• _What you have to do_: Copy out each line of the data below without any changes.

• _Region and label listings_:

....................

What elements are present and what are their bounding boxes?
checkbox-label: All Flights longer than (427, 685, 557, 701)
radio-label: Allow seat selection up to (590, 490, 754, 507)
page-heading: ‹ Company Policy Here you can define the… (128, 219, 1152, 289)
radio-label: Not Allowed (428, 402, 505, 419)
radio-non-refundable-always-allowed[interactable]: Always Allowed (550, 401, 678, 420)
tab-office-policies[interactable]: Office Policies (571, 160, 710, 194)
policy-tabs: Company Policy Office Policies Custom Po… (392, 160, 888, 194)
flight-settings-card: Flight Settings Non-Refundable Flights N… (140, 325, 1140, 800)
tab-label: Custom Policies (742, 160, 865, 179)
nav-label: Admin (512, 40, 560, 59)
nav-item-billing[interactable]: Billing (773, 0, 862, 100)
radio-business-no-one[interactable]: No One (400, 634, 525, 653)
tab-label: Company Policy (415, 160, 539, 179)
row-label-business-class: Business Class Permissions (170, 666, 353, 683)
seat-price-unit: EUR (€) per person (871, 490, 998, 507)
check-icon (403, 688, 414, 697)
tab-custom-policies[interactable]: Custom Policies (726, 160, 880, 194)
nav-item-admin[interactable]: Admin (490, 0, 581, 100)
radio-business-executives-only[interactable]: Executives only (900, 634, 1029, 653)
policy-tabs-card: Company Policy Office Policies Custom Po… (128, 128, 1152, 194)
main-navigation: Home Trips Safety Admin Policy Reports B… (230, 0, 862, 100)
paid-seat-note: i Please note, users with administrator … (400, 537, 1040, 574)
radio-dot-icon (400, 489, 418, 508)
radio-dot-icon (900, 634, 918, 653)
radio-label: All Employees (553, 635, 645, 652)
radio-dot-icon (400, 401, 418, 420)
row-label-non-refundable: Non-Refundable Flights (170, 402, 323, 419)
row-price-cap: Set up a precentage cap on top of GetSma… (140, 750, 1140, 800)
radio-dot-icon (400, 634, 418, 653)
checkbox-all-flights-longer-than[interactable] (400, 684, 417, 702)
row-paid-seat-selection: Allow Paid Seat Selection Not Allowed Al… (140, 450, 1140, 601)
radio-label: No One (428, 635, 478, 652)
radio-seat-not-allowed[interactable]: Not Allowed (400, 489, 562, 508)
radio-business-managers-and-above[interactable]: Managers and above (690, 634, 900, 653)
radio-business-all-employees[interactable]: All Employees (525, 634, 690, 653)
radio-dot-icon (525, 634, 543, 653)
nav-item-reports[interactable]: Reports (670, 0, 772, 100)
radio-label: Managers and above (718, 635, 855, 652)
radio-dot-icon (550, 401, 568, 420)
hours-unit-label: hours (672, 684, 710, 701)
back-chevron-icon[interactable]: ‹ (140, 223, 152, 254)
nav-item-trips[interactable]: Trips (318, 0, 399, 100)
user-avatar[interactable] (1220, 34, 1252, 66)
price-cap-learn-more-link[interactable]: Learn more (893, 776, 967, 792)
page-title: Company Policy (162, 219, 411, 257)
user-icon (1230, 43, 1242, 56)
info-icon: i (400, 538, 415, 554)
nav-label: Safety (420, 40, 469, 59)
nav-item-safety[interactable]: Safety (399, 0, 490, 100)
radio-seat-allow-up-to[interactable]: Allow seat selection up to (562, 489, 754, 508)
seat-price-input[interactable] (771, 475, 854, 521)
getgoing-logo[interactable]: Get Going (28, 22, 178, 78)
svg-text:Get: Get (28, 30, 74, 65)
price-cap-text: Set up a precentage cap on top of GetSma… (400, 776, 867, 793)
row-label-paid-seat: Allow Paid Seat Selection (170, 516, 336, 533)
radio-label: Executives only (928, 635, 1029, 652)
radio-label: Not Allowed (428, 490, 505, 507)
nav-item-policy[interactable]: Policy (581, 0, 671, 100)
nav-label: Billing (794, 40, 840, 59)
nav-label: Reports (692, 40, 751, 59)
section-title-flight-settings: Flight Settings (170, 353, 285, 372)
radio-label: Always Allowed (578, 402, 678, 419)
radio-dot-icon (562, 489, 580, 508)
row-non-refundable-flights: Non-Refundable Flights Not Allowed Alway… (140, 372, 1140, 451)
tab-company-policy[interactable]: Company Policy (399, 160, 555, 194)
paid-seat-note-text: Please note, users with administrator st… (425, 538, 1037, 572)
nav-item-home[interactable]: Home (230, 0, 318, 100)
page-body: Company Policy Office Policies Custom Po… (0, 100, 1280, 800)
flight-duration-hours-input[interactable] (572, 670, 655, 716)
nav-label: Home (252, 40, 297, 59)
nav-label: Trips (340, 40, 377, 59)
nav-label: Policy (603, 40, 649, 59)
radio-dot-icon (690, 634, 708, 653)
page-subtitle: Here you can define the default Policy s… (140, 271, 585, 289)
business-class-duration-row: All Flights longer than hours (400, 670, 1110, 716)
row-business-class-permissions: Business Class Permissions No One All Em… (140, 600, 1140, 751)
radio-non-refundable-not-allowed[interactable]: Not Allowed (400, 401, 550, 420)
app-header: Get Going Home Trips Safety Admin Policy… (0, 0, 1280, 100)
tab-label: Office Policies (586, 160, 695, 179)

....................

• _The answer_:
What elements are present and what are their bounding boxes?
checkbox-label: All Flights longer than (427, 685, 557, 701)
radio-label: Allow seat selection up to (590, 490, 754, 507)
page-heading: ‹ Company Policy Here you can define the… (128, 219, 1152, 289)
radio-label: Not Allowed (428, 402, 505, 419)
radio-non-refundable-always-allowed[interactable]: Always Allowed (550, 401, 678, 420)
tab-office-policies[interactable]: Office Policies (571, 160, 710, 194)
policy-tabs: Company Policy Office Policies Custom Po… (392, 160, 888, 194)
flight-settings-card: Flight Settings Non-Refundable Flights N… (140, 325, 1140, 800)
tab-label: Custom Policies (742, 160, 865, 179)
nav-label: Admin (512, 40, 560, 59)
nav-item-billing[interactable]: Billing (773, 0, 862, 100)
radio-business-no-one[interactable]: No One (400, 634, 525, 653)
tab-label: Company Policy (415, 160, 539, 179)
row-label-business-class: Business Class Permissions (170, 666, 353, 683)
seat-price-unit: EUR (€) per person (871, 490, 998, 507)
check-icon (403, 688, 414, 697)
tab-custom-policies[interactable]: Custom Policies (726, 160, 880, 194)
nav-item-admin[interactable]: Admin (490, 0, 581, 100)
radio-business-executives-only[interactable]: Executives only (900, 634, 1029, 653)
policy-tabs-card: Company Policy Office Policies Custom Po… (128, 128, 1152, 194)
main-navigation: Home Trips Safety Admin Policy Reports B… (230, 0, 862, 100)
paid-seat-note: i Please note, users with administrator … (400, 537, 1040, 574)
radio-dot-icon (400, 489, 418, 508)
radio-dot-icon (900, 634, 918, 653)
radio-label: All Employees (553, 635, 645, 652)
radio-dot-icon (400, 401, 418, 420)
row-label-non-refundable: Non-Refundable Flights (170, 402, 323, 419)
row-price-cap: Set up a precentage cap on top of GetSma… (140, 750, 1140, 800)
radio-dot-icon (400, 634, 418, 653)
checkbox-all-flights-longer-than[interactable] (400, 684, 417, 702)
row-paid-seat-selection: Allow Paid Seat Selection Not Allowed Al… (140, 450, 1140, 601)
radio-label: No One (428, 635, 478, 652)
radio-seat-not-allowed[interactable]: Not Allowed (400, 489, 562, 508)
radio-business-managers-and-above[interactable]: Managers and above (690, 634, 900, 653)
radio-business-all-employees[interactable]: All Employees (525, 634, 690, 653)
radio-dot-icon (525, 634, 543, 653)
nav-item-reports[interactable]: Reports (670, 0, 772, 100)
radio-label: Managers and above (718, 635, 855, 652)
radio-dot-icon (550, 401, 568, 420)
hours-unit-label: hours (672, 684, 710, 701)
back-chevron-icon[interactable]: ‹ (140, 223, 152, 254)
nav-item-trips[interactable]: Trips (318, 0, 399, 100)
user-avatar[interactable] (1220, 34, 1252, 66)
price-cap-learn-more-link[interactable]: Learn more (893, 776, 967, 792)
page-title: Company Policy (162, 219, 411, 257)
user-icon (1230, 43, 1242, 56)
info-icon: i (400, 538, 415, 554)
nav-label: Safety (420, 40, 469, 59)
nav-item-safety[interactable]: Safety (399, 0, 490, 100)
radio-seat-allow-up-to[interactable]: Allow seat selection up to (562, 489, 754, 508)
seat-price-input[interactable] (771, 475, 854, 521)
getgoing-logo[interactable]: Get Going (28, 22, 178, 78)
svg-text:Get: Get (28, 30, 74, 65)
price-cap-text: Set up a precentage cap on top of GetSma… (400, 776, 867, 793)
row-label-paid-seat: Allow Paid Seat Selection (170, 516, 336, 533)
radio-label: Executives only (928, 635, 1029, 652)
radio-label: Not Allowed (428, 490, 505, 507)
nav-item-policy[interactable]: Policy (581, 0, 671, 100)
nav-label: Billing (794, 40, 840, 59)
nav-label: Reports (692, 40, 751, 59)
section-title-flight-settings: Flight Settings (170, 353, 285, 372)
radio-label: Always Allowed (578, 402, 678, 419)
radio-dot-icon (562, 489, 580, 508)
row-non-refundable-flights: Non-Refundable Flights Not Allowed Alway… (140, 372, 1140, 451)
tab-company-policy[interactable]: Company Policy (399, 160, 555, 194)
paid-seat-note-text: Please note, users with administrator st… (425, 538, 1037, 572)
nav-item-home[interactable]: Home (230, 0, 318, 100)
page-body: Company Policy Office Policies Custom Po… (0, 100, 1280, 800)
flight-duration-hours-input[interactable] (572, 670, 655, 716)
nav-label: Home (252, 40, 297, 59)
nav-label: Trips (340, 40, 377, 59)
nav-label: Policy (603, 40, 649, 59)
radio-dot-icon (690, 634, 708, 653)
page-subtitle: Here you can define the default Policy s… (140, 271, 585, 289)
business-class-duration-row: All Flights longer than hours (400, 670, 1110, 716)
row-business-class-permissions: Business Class Permissions No One All Em… (140, 600, 1140, 751)
radio-non-refundable-not-allowed[interactable]: Not Allowed (400, 401, 550, 420)
app-header: Get Going Home Trips Safety Admin Policy… (0, 0, 1280, 100)
tab-label: Office Policies (586, 160, 695, 179)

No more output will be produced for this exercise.